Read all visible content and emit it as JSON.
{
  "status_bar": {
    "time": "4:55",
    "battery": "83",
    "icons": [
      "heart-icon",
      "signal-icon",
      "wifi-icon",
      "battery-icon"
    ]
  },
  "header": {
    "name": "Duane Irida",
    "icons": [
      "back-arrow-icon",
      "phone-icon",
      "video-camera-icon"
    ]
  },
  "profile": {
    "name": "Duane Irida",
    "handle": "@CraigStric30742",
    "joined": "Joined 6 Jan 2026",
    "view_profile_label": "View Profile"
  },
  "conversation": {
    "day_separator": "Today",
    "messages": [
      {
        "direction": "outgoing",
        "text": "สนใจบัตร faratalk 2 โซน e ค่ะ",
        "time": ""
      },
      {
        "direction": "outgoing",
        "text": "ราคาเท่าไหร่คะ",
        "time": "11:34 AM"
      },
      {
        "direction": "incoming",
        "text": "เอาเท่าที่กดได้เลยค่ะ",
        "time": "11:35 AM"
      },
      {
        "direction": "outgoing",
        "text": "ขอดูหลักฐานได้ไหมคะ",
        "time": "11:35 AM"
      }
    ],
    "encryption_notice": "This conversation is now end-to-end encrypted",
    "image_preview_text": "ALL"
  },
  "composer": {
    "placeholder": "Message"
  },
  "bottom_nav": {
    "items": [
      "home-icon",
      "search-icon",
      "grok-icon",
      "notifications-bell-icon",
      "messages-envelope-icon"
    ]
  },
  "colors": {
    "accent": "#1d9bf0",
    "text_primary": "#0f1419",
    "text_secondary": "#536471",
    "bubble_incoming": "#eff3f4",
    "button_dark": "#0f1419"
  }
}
········
> [Given exercise] Choose all lines containing the string "conversation" and copy them out.

> [Correct result]
  "conversation": {
    "encryption_notice": "This conversation is now end-to-end encrypted",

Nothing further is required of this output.